# Given data
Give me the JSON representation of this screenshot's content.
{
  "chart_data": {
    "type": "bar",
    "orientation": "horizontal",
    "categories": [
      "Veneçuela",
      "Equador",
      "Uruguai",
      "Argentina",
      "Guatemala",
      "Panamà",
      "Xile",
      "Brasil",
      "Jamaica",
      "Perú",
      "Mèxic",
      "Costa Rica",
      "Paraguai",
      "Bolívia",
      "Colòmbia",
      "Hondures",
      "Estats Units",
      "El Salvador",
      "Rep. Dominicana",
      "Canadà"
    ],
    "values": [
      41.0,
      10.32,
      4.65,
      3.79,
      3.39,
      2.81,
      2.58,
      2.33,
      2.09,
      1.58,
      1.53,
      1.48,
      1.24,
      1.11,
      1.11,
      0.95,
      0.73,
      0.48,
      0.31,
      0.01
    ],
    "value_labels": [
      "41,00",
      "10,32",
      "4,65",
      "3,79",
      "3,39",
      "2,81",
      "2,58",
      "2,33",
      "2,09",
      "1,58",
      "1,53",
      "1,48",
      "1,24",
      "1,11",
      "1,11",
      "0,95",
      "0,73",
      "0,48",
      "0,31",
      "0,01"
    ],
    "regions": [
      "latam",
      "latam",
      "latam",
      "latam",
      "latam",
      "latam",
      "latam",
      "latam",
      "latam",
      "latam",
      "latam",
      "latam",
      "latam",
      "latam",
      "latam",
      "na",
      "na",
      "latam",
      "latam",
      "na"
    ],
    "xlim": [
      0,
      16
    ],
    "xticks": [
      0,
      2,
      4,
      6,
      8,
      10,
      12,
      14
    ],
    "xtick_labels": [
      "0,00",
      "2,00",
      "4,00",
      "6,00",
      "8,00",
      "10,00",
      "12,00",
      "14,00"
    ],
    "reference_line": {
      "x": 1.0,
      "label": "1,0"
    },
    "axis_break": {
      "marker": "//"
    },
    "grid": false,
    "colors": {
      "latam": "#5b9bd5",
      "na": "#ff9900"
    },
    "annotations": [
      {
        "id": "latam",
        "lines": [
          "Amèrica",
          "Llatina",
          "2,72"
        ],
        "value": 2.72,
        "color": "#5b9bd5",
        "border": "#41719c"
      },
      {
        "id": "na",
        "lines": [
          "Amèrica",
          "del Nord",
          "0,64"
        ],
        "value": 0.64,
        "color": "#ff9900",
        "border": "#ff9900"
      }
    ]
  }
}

# What is required
Nothing may be left out: return each entry exactly as it reads.

# Response
Give me the JSON representation of this screenshot's content.
{
  "chart_data": {
    "type": "bar",
    "orientation": "horizontal",
    "categories": [
      "Veneçuela",
      "Equador",
      "Uruguai",
      "Argentina",
      "Guatemala",
      "Panamà",
      "Xile",
      "Brasil",
      "Jamaica",
      "Perú",
      "Mèxic",
      "Costa Rica",
      "Paraguai",
      "Bolívia",
      "Colòmbia",
      "Hondures",
      "Estats Units",
      "El Salvador",
      "Rep. Dominicana",
      "Canadà"
    ],
    "values": [
      41.0,
      10.32,
      4.65,
      3.79,
      3.39,
      2.81,
      2.58,
      2.33,
      2.09,
      1.58,
      1.53,
      1.48,
      1.24,
      1.11,
      1.11,
      0.95,
      0.73,
      0.48,
      0.31,
      0.01
    ],
    "value_labels": [
      "41,00",
      "10,32",
      "4,65",
      "3,79",
      "3,39",
      "2,81",
      "2,58",
      "2,33",
      "2,09",
      "1,58",
      "1,53",
      "1,48",
      "1,24",
      "1,11",
      "1,11",
      "0,95",
      "0,73",
      "0,48",
      "0,31",
      "0,01"
    ],
    "regions": [
      "latam",
      "latam",
      "latam",
      "latam",
      "latam",
      "latam",
      "latam",
      "latam",
      "latam",
      "latam",
      "latam",
      "latam",
      "latam",
      "latam",
      "latam",
      "na",
      "na",
      "latam",
      "latam",
      "na"
    ],
    "xlim": [
      0,
      16
    ],
    "xticks": [
      0,
      2,
      4,
      6,
      8,
      10,
      12,
      14
    ],
    "xtick_labels": [
      "0,00",
      "2,00",
      "4,00",
      "6,00",
      "8,00",
      "10,00",
      "12,00",
      "14,00"
    ],
    "reference_line": {
      "x": 1.0,
      "label": "1,0"
    },
    "axis_break": {
      "marker": "//"
    },
    "grid": false,
    "colors": {
      "latam": "#5b9bd5",
      "na": "#ff9900"
    },
    "annotations": [
      {
        "id": "latam",
        "lines": [
          "Amèrica",
          "Llatina",
          "2,72"
        ],
        "value": 2.72,
        "color": "#5b9bd5",
        "border": "#41719c"
      },
      {
        "id": "na",
        "lines": [
          "Amèrica",
          "del Nord",
          "0,64"
        ],
        "value": 0.64,
        "color": "#ff9900",
        "border": "#ff9900"
      }
    ]
  }
}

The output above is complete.